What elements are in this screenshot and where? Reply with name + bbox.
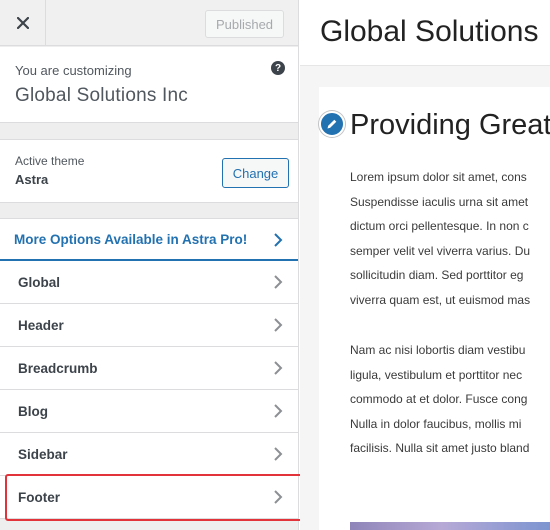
menu-item-blog[interactable]: Blog [0,390,298,433]
help-icon[interactable]: ? [271,61,285,75]
menu-item-astra-pro[interactable]: More Options Available in Astra Pro! [0,218,298,261]
post-title[interactable]: Providing Great [350,109,550,142]
menu-item-header[interactable]: Header [0,304,298,347]
chevron-right-icon [274,490,283,504]
preview-header: Global Solutions [300,0,550,66]
menu-item-label: Global [18,274,61,290]
menu-item-label: Breadcrumb [18,360,98,376]
paragraph-line: dictum orci pellentesque. In non c [350,219,529,233]
customizer-sidebar: Published You are customizing Global Sol… [0,0,299,530]
post-image [350,522,550,530]
close-icon [16,17,29,29]
menu-item-global[interactable]: Global [0,261,298,304]
pencil-icon [327,119,337,129]
chevron-right-icon [274,404,283,418]
customizer-menu: More Options Available in Astra Pro! Glo… [0,218,298,519]
paragraph-line: semper velit vel viverra varius. Du [350,243,531,258]
menu-item-breadcrumb[interactable]: Breadcrumb [0,347,298,390]
paragraph-line: Suspendisse iaculis urna sit amet [350,194,529,209]
published-button[interactable]: Published [205,10,284,38]
close-button[interactable] [0,0,46,46]
change-theme-button[interactable]: Change [222,158,289,188]
post-paragraph: Lorem ipsum dolor sit amet, cons Suspend… [350,165,550,312]
chevron-right-icon [274,361,283,375]
menu-item-label: Blog [18,403,48,419]
active-theme-label: Active theme [15,154,85,168]
edit-shortcut-button[interactable] [319,111,345,137]
menu-item-label: Header [18,317,64,333]
paragraph-line: Nam ac nisi lobortis diam vestibu [350,343,526,357]
paragraph-line: viverra quam est, ut euismod mas [350,292,531,307]
paragraph-line: sollicitudin diam. Sed porttitor eg [350,268,524,282]
paragraph-line: commodo at et dolor. Fusce cong [350,392,528,406]
customizing-label: You are customizing [15,63,132,78]
paragraph-line: Lorem ipsum dolor sit amet, cons [350,170,527,184]
chevron-right-icon [274,318,283,332]
chevron-right-icon [274,447,283,461]
post-card: Providing Great Lorem ipsum dolor sit am… [319,87,550,530]
paragraph-line: Nulla in dolor faucibus, mollis mi [350,416,522,431]
site-name: Global Solutions Inc [15,85,188,106]
paragraph-line: ligula, vestibulum et porttitor nec [350,367,523,382]
customizing-info: You are customizing Global Solutions Inc… [0,47,298,123]
site-preview: Global Solutions Providing Great Lorem i… [300,0,550,530]
paragraph-line: facilisis. Nulla sit amet justo bland [350,441,530,455]
preview-site-title[interactable]: Global Solutions [320,15,538,49]
menu-item-label: Footer [18,489,60,505]
theme-name: Astra [15,172,49,187]
chevron-right-icon [274,275,283,289]
menu-item-label: Sidebar [18,446,68,462]
menu-item-sidebar[interactable]: Sidebar [0,433,298,476]
menu-item-footer[interactable]: Footer [0,476,298,519]
menu-item-label: More Options Available in Astra Pro! [14,231,248,247]
post-paragraph: Nam ac nisi lobortis diam vestibu ligula… [350,338,550,461]
customizer-topbar: Published [0,0,298,46]
active-theme-panel: Active theme Astra Change [0,139,298,203]
chevron-right-icon [274,233,283,247]
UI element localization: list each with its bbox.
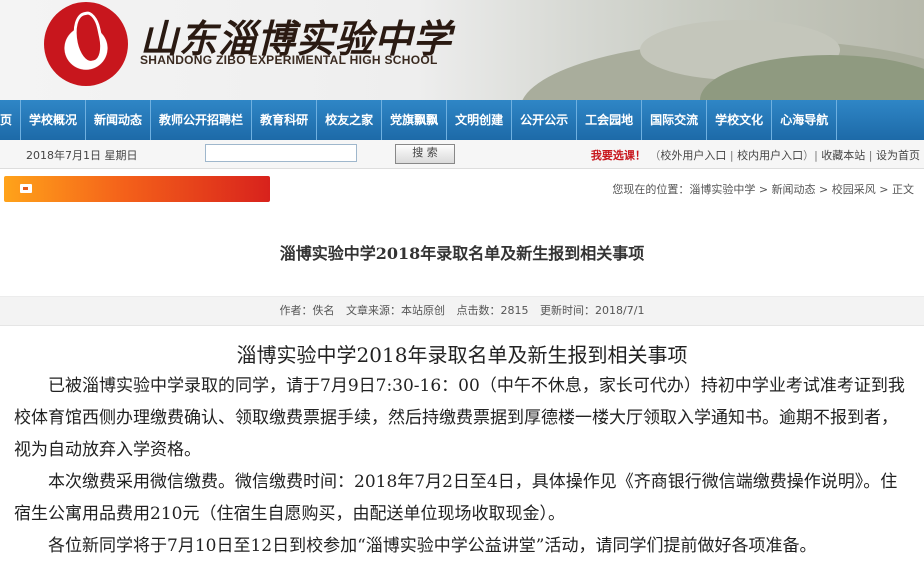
breadcrumb: 您现在的位置：淄博实验中学 > 新闻动态 > 校园采风 > 正文 (612, 183, 914, 196)
section-title-bar (4, 176, 270, 202)
current-date: 2018年7月1日 星期日 (26, 149, 138, 162)
breadcrumb-news[interactable]: 新闻动态 (772, 183, 816, 196)
course-selection-link[interactable]: 我要选课 (591, 149, 635, 162)
breadcrumb-current: 正文 (892, 183, 914, 196)
set-homepage-link[interactable]: 设为首页 (876, 149, 920, 162)
meta-author: 作者：佚名 (279, 304, 335, 317)
nav-item-party[interactable]: 党旗飘飘 (382, 100, 448, 140)
folder-icon (20, 184, 32, 193)
site-banner: 山东淄博实验中学 SHANDONG ZIBO EXPERIMENTAL HIGH… (0, 0, 924, 100)
breadcrumb-label: 您现在的位置： (612, 183, 690, 196)
nav-item-union[interactable]: 工会园地 (577, 100, 643, 140)
nav-item-publicity[interactable]: 公开公示 (512, 100, 578, 140)
article-paragraph: 各位新同学将于7月10日至12日到校参加“淄博实验中学公益讲堂”活动，请同学们提… (48, 536, 817, 556)
exclaim-mark: ！ (634, 149, 646, 162)
article-body: 淄博实验中学2018年录取名单及新生报到相关事项 已被淄博实验中学录取的同学，请… (0, 340, 924, 562)
bookmark-link[interactable]: 收藏本站 (821, 149, 865, 162)
breadcrumb-campus[interactable]: 校园采风 (832, 183, 876, 196)
nav-item-recruitment[interactable]: 教师公开招聘栏 (151, 100, 253, 140)
location-bar: 您现在的位置：淄博实验中学 > 新闻动态 > 校园采风 > 正文 (0, 170, 924, 206)
nav-item-home[interactable]: 页 (0, 100, 22, 140)
nav-item-news[interactable]: 新闻动态 (86, 100, 152, 140)
meta-hits: 点击数：2815 (456, 304, 529, 317)
nav-item-research[interactable]: 教育科研 (252, 100, 318, 140)
article-heading: 淄博实验中学2018年录取名单及新生报到相关事项 (236, 343, 688, 367)
nav-item-psychology[interactable]: 心海导航 (772, 100, 838, 140)
nav-item-overview[interactable]: 学校概况 (21, 100, 87, 140)
breadcrumb-home[interactable]: 淄博实验中学 (689, 183, 755, 196)
article-paragraph: 本次缴费采用微信缴费。微信缴费时间：2018年7月2日至4日，具体操作见《齐商银… (14, 472, 898, 524)
nav-item-international[interactable]: 国际交流 (642, 100, 708, 140)
nav-item-civilization[interactable]: 文明创建 (447, 100, 513, 140)
meta-source: 文章来源：本站原创 (346, 304, 446, 317)
external-user-link[interactable]: 校外用户入口 (660, 149, 726, 162)
internal-user-link[interactable]: 校内用户入口 (737, 149, 803, 162)
school-logo[interactable] (44, 2, 128, 86)
nav-item-culture[interactable]: 学校文化 (707, 100, 773, 140)
nav-item-alumni[interactable]: 校友之家 (317, 100, 383, 140)
search-button[interactable]: 搜 索 (395, 144, 455, 164)
utility-links: 我要选课！ （校外用户入口 | 校内用户入口）| 收藏本站 | 设为首页 (590, 149, 920, 162)
main-nav: 页 学校概况 新闻动态 教师公开招聘栏 教育科研 校友之家 党旗飘飘 文明创建 … (0, 100, 924, 140)
article-paragraph: 已被淄博实验中学录取的同学，请于7月9日7:30-16：00（中午不休息，家长可… (14, 376, 905, 460)
search-input[interactable] (205, 144, 357, 162)
article-meta: 作者：佚名 文章来源：本站原创 点击数：2815 更新时间：2018/7/1 (0, 296, 924, 326)
utility-bar: 2018年7月1日 星期日 搜 索 我要选课！ （校外用户入口 | 校内用户入口… (0, 140, 924, 169)
article-title: 淄博实验中学2018年录取名单及新生报到相关事项 (279, 244, 645, 263)
meta-updated: 更新时间：2018/7/1 (540, 304, 645, 317)
school-name-en: SHANDONG ZIBO EXPERIMENTAL HIGH SCHOOL (140, 53, 438, 67)
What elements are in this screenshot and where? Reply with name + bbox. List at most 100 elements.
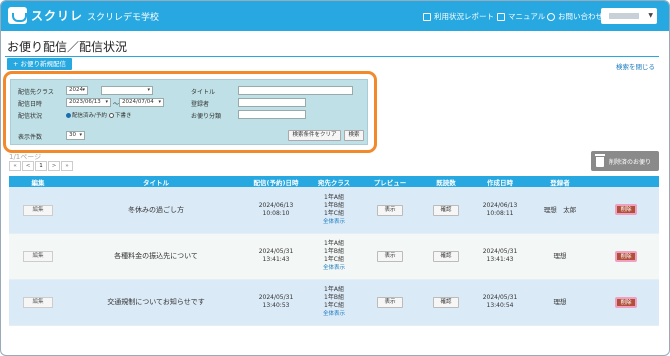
author-cell: 理想 (527, 233, 593, 280)
edit-button[interactable]: 編集 (23, 204, 53, 216)
user-menu[interactable]: ▼ (601, 8, 657, 24)
logo[interactable]: スクリレ (8, 7, 83, 24)
send-date: 2024/06/13 (258, 201, 294, 209)
author-input[interactable] (238, 98, 306, 107)
class-name: 1年A組 (324, 240, 344, 247)
title-cell: 冬休みの過ごし方 (67, 187, 245, 234)
deleted-letters-button[interactable]: 削除済のお便り (591, 151, 659, 171)
date-to-input[interactable]: 2024/07/04 ▾ (119, 98, 164, 107)
status-radio-sent[interactable]: 配信済み/予約 (66, 111, 107, 119)
search-button[interactable]: 検索 (344, 130, 364, 141)
show-all-classes-link[interactable]: 全体表示 (307, 264, 361, 272)
table-header-row: 編集 タイトル 配信(予約)日時 宛先クラス プレビュー 既読数 作成日時 登録… (9, 176, 659, 187)
class-name: 1年C組 (323, 256, 344, 263)
year-value: 2024 (69, 87, 83, 93)
class-select[interactable]: ▾ (101, 86, 153, 95)
send-date: 2024/05/31 (258, 294, 294, 301)
preview-button[interactable]: 表示 (377, 251, 403, 262)
author-cell: 理想 (527, 279, 593, 326)
category-input[interactable] (238, 110, 306, 119)
per-page-value: 30 (69, 132, 76, 138)
col-edit: 編集 (9, 176, 67, 187)
trash-icon (595, 154, 605, 167)
contact-link[interactable]: お問い合わせ (547, 11, 603, 22)
edit-button[interactable]: 編集 (23, 251, 53, 262)
category-label: お便り分類 (191, 113, 222, 120)
status-label: 配信状況 (18, 113, 43, 120)
delete-cell: 削除 (593, 279, 659, 326)
usage-report-link[interactable]: 利用状況レポート (423, 11, 494, 22)
date-from-value: 2023/06/13 (69, 99, 101, 105)
contact-label: お問い合わせ (558, 12, 603, 21)
book-icon (497, 12, 505, 21)
per-page-label: 表示件数 (18, 134, 43, 141)
created-time: 13:40:54 (486, 302, 514, 309)
title-label: タイトル (191, 89, 216, 96)
page-1-button[interactable]: 1 (35, 161, 47, 171)
edit-button[interactable]: 編集 (23, 297, 53, 308)
delete-button[interactable]: 削除 (615, 296, 637, 308)
usage-report-label: 利用状況レポート (434, 12, 494, 21)
top-bar: スクリレ スクリレデモ学校 利用状況レポート マニュアル お問い合わせ ▼ (1, 1, 669, 31)
preview-button[interactable]: 表示 (377, 204, 403, 216)
next-page-button[interactable]: > (48, 161, 60, 171)
created-date: 2024/05/31 (482, 294, 518, 301)
title-cell: 各種料金の振込先について (67, 233, 245, 280)
title-input[interactable] (238, 86, 353, 95)
deleted-letters-label: 削除済のお便り (609, 159, 652, 166)
show-all-classes-link[interactable]: 全体表示 (307, 310, 361, 318)
edit-cell: 編集 (9, 279, 67, 326)
new-letter-button[interactable]: + お便り新規配信 (7, 58, 73, 70)
prev-page-button[interactable]: < (22, 161, 34, 171)
created-cell: 2024/06/13 10:08:11 (473, 187, 527, 234)
class-name: 1年B組 (324, 294, 344, 301)
manual-link[interactable]: マニュアル (497, 11, 545, 22)
read-cell: 確認 (419, 187, 473, 234)
col-read-count: 既読数 (419, 176, 473, 187)
school-name: スクリレデモ学校 (87, 13, 160, 23)
delete-cell: 削除 (593, 187, 659, 234)
search-panel: 配信先クラス 2024 ▾ ▾ 配信日時 2023/06/13 ▾ 〜 2024/0… (10, 79, 368, 145)
help-icon (547, 12, 555, 21)
send-time: 13:41:43 (262, 256, 290, 263)
send-date: 2024/05/31 (258, 248, 294, 255)
table-row: 編集 冬休みの過ごし方 2024/06/13 10:08:10 1年A組 1年B組… (9, 187, 659, 234)
class-name: 1年C組 (323, 302, 344, 309)
delete-button[interactable]: 削除 (615, 250, 637, 262)
table-row: 編集 各種料金の振込先について 2024/05/31 13:41:43 1年A組 … (9, 233, 659, 280)
class-name: 1年A組 (324, 286, 344, 293)
author-cell: 理想 太郎 (527, 187, 593, 234)
report-icon (423, 12, 431, 21)
chevron-down-icon: ▾ (158, 99, 161, 105)
chevron-down-icon: ▾ (147, 87, 150, 93)
first-page-button[interactable]: « (9, 161, 21, 171)
col-preview: プレビュー (361, 176, 419, 187)
read-check-button[interactable]: 確認 (433, 297, 459, 308)
col-delete (593, 176, 659, 187)
date-from-input[interactable]: 2023/06/13 ▾ (66, 98, 111, 107)
clear-search-button[interactable]: 検索条件をクリア (288, 130, 341, 141)
logo-icon (8, 7, 27, 24)
class-cell: 1年A組 1年B組 1年C組 全体表示 (307, 279, 361, 326)
last-page-button[interactable]: » (61, 161, 73, 171)
created-date: 2024/06/13 (482, 201, 518, 209)
col-send-date: 配信(予約)日時 (245, 176, 307, 187)
delete-cell: 削除 (593, 233, 659, 280)
table-row: 編集 交通規制についてお知らせです 2024/05/31 13:40:53 1年A… (9, 279, 659, 326)
close-search-link[interactable]: 検索を閉じる (616, 61, 655, 71)
chevron-down-icon: ▾ (82, 87, 85, 93)
status-radio-draft[interactable]: 下書き (109, 111, 132, 119)
read-cell: 確認 (419, 233, 473, 280)
per-page-select[interactable]: 30 ▾ (66, 131, 85, 140)
manual-label: マニュアル (508, 12, 546, 21)
show-all-classes-link[interactable]: 全体表示 (307, 218, 361, 226)
delete-button[interactable]: 削除 (615, 204, 637, 216)
read-check-button[interactable]: 確認 (433, 204, 459, 216)
title-cell: 交通規制についてお知らせです (67, 279, 245, 326)
read-check-button[interactable]: 確認 (433, 251, 459, 262)
year-select[interactable]: 2024 ▾ (66, 86, 88, 95)
title-divider (5, 56, 659, 57)
preview-cell: 表示 (361, 279, 419, 326)
preview-button[interactable]: 表示 (377, 297, 403, 308)
chevron-down-icon: ▾ (105, 99, 108, 105)
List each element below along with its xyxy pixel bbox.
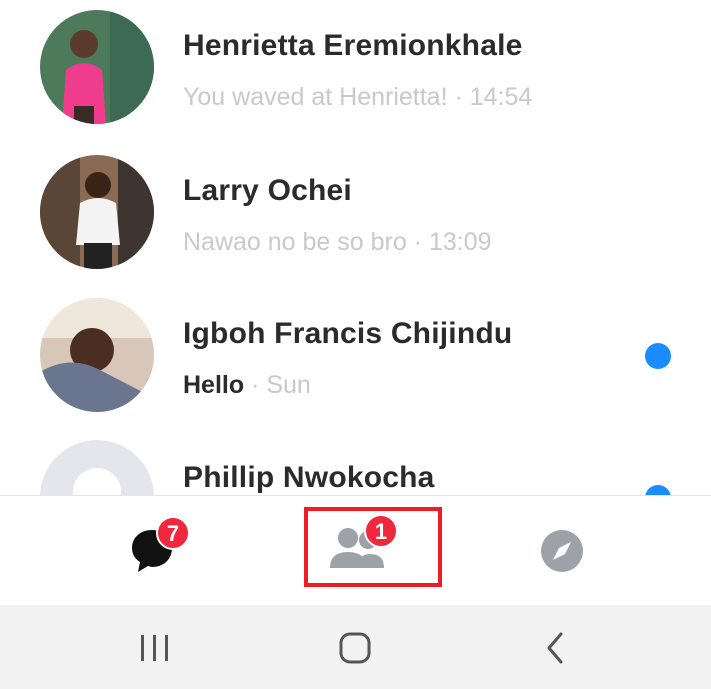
home-icon (339, 632, 371, 664)
message-preview: Hello · Sun (183, 371, 311, 400)
recent-apps-icon (141, 635, 168, 661)
message-preview: You waved at Henrietta! · 14:54 (183, 83, 532, 112)
home-button[interactable] (325, 623, 385, 673)
tab-chats[interactable]: 7 (110, 496, 210, 606)
avatar[interactable] (40, 155, 154, 269)
avatar-photo (40, 10, 154, 124)
message-preview: Nawao no be so bro · 13:09 (183, 228, 492, 257)
message-preview-text: You waved at Henrietta! · 14:54 (183, 83, 533, 111)
chat-row-henrietta[interactable]: Henrietta Eremionkhale You waved at Henr… (0, 0, 711, 139)
tab-discover[interactable] (520, 496, 620, 606)
back-button[interactable] (525, 623, 585, 673)
contact-name: Henrietta Eremionkhale (183, 29, 523, 62)
chats-badge: 7 (156, 516, 190, 550)
system-nav-bar (0, 605, 711, 689)
message-preview-text: · Sun (244, 371, 311, 399)
chat-row-phillip[interactable]: Phillip Nwokocha (0, 423, 711, 495)
avatar[interactable] (40, 440, 154, 495)
recent-apps-button[interactable] (125, 623, 185, 673)
unread-indicator (645, 485, 671, 495)
unread-indicator (645, 343, 671, 369)
avatar-photo (40, 298, 154, 412)
highlight-box (304, 507, 442, 587)
avatar-photo (40, 155, 154, 269)
avatar[interactable] (40, 298, 154, 412)
chat-list: Henrietta Eremionkhale You waved at Henr… (0, 0, 711, 495)
chat-row-igboh[interactable]: Igboh Francis Chijindu Hello · Sun (0, 281, 711, 423)
chat-row-larry[interactable]: Larry Ochei Nawao no be so bro · 13:09 (0, 139, 711, 281)
contact-name: Larry Ochei (183, 174, 352, 207)
message-preview-bold: Hello (183, 371, 245, 399)
message-preview-text: Nawao no be so bro · 13:09 (183, 228, 492, 256)
contact-name: Phillip Nwokocha (183, 461, 435, 494)
compass-icon (541, 530, 583, 572)
default-avatar-icon (40, 440, 154, 495)
contact-name: Igboh Francis Chijindu (183, 317, 513, 350)
avatar[interactable] (40, 10, 154, 124)
back-icon (547, 632, 563, 664)
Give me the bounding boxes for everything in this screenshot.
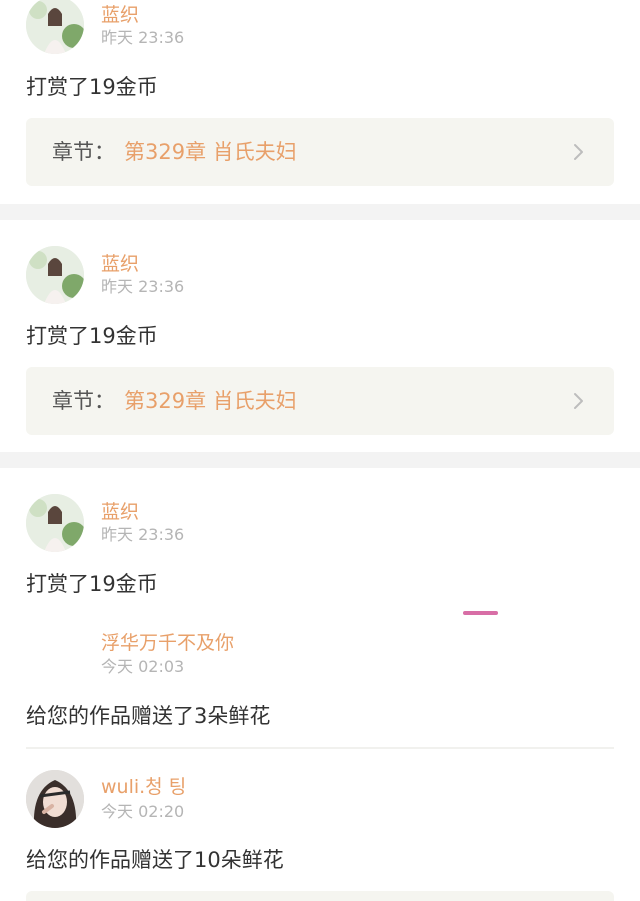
chapter-link-partial[interactable] (26, 891, 614, 901)
reward-message: 打赏了19金币 (26, 75, 158, 99)
section-separator (0, 204, 640, 220)
reply-message: 给您的作品赠送了3朵鲜花 (26, 704, 271, 728)
username[interactable]: 蓝织 (101, 501, 139, 523)
reward-card: 蓝织 昨天 23:36 打赏了19金币 章节： 第329章 肖氏夫妇 (0, 0, 640, 204)
reply-divider (26, 747, 614, 749)
reward-card: 蓝织 昨天 23:36 打赏了19金币 章节： 第329章 肖氏夫妇 (0, 220, 640, 452)
reward-message: 打赏了19金币 (26, 572, 158, 596)
reply-username[interactable]: 浮华万千不及你 (101, 632, 234, 654)
chevron-right-icon (574, 393, 583, 409)
chapter-label: 章节： (52, 140, 115, 164)
chapter-title: 第329章 肖氏夫妇 (124, 140, 297, 164)
chapter-link[interactable]: 章节： 第329章 肖氏夫妇 (26, 118, 614, 186)
avatar[interactable] (26, 0, 84, 54)
timestamp: 昨天 23:36 (101, 525, 185, 544)
reward-feed: 蓝织 昨天 23:36 打赏了19金币 章节： 第329章 肖氏夫妇 蓝织 昨天… (0, 0, 640, 901)
section-separator (0, 452, 640, 468)
chapter-link[interactable]: 章节： 第329章 肖氏夫妇 (26, 367, 614, 435)
reply-timestamp: 今天 02:20 (101, 802, 185, 821)
reply-timestamp: 今天 02:03 (101, 657, 185, 676)
accent-indicator (463, 611, 498, 615)
reward-card: 蓝织 昨天 23:36 打赏了19金币 浮华万千不及你 今天 02:03 给您的… (0, 468, 640, 901)
reply-message: 给您的作品赠送了10朵鲜花 (26, 848, 284, 872)
reward-message: 打赏了19金币 (26, 324, 158, 348)
avatar[interactable] (26, 246, 84, 304)
avatar[interactable] (26, 494, 84, 552)
chapter-title: 第329章 肖氏夫妇 (124, 389, 297, 413)
avatar[interactable] (26, 770, 84, 828)
reply-username[interactable]: wuli.청 팅 (101, 776, 186, 798)
timestamp: 昨天 23:36 (101, 277, 185, 296)
chevron-right-icon (574, 144, 583, 160)
chapter-label: 章节： (52, 389, 115, 413)
username[interactable]: 蓝织 (101, 253, 139, 275)
timestamp: 昨天 23:36 (101, 28, 185, 47)
username[interactable]: 蓝织 (101, 4, 139, 26)
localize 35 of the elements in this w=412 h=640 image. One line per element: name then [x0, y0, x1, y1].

_____

Exercise directions –
Render as a JSON list of strings the lines of the material above, starting at the line containing "chapter-link-partial[interactable] (26, 891, 614, 901)" and ending at the line containing "0, 640, 204)", with one string per line and any blank lines omitted.

Answer in full –
[
  "chapter-link-partial[interactable] (26, 891, 614, 901)",
  "reward-message: 打赏了19金币 (26, 75, 158, 99)",
  "section-separator (0, 204, 640, 220)",
  "reply-message: 给您的作品赠送了3朵鲜花 (26, 704, 271, 728)",
  "username[interactable]: 蓝织 (101, 501, 139, 523)",
  "reward-card: 蓝织 昨天 23:36 打赏了19金币 章节： 第329章 肖氏夫妇 (0, 0, 640, 204)"
]